▶ Exercise goal
All of the material below is to be repeated exactly.

───── Exercise material

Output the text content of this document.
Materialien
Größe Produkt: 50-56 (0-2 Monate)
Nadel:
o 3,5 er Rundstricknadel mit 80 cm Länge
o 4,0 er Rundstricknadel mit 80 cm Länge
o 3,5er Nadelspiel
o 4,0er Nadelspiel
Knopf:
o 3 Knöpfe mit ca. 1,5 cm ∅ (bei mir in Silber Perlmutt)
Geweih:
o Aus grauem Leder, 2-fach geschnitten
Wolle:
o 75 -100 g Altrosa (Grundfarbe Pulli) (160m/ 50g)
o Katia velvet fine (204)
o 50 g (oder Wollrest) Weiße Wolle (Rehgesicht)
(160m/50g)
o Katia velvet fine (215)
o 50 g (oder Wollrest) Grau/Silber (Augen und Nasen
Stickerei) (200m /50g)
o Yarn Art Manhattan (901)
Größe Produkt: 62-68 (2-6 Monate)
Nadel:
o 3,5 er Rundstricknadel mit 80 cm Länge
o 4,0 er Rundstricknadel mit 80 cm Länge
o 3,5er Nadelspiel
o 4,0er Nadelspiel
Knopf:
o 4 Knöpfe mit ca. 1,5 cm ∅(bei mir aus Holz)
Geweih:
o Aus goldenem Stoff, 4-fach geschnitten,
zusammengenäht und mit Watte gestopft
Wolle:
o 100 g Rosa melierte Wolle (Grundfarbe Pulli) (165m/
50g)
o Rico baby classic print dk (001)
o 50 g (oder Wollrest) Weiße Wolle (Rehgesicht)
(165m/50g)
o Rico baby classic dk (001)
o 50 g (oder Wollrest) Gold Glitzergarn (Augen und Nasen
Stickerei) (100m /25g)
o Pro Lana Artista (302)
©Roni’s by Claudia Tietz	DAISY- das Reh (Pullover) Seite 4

──────────

▶ The output
Output the text content of this document.
Materialien
Größe Produkt: 50-56 (0-2 Monate)
Nadel:
o 3,5 er Rundstricknadel mit 80 cm Länge
o 4,0 er Rundstricknadel mit 80 cm Länge
o 3,5er Nadelspiel
o 4,0er Nadelspiel
Knopf:
o 3 Knöpfe mit ca. 1,5 cm ∅ (bei mir in Silber Perlmutt)
Geweih:
o Aus grauem Leder, 2-fach geschnitten
Wolle:
o 75 -100 g Altrosa (Grundfarbe Pulli) (160m/ 50g)
o Katia velvet fine (204)
o 50 g (oder Wollrest) Weiße Wolle (Rehgesicht)
(160m/50g)
o Katia velvet fine (215)
o 50 g (oder Wollrest) Grau/Silber (Augen und Nasen
Stickerei) (200m /50g)
o Yarn Art Manhattan (901)
Größe Produkt: 62-68 (2-6 Monate)
Nadel:
o 3,5 er Rundstricknadel mit 80 cm Länge
o 4,0 er Rundstricknadel mit 80 cm Länge
o 3,5er Nadelspiel
o 4,0er Nadelspiel
Knopf:
o 4 Knöpfe mit ca. 1,5 cm ∅(bei mir aus Holz)
Geweih:
o Aus goldenem Stoff, 4-fach geschnitten,
zusammengenäht und mit Watte gestopft
Wolle:
o 100 g Rosa melierte Wolle (Grundfarbe Pulli) (165m/
50g)
o Rico baby classic print dk (001)
o 50 g (oder Wollrest) Weiße Wolle (Rehgesicht)
(165m/50g)
o Rico baby classic dk (001)
o 50 g (oder Wollrest) Gold Glitzergarn (Augen und Nasen
Stickerei) (100m /25g)
o Pro Lana Artista (302)
©Roni’s by Claudia Tietz	DAISY- das Reh (Pullover) Seite 4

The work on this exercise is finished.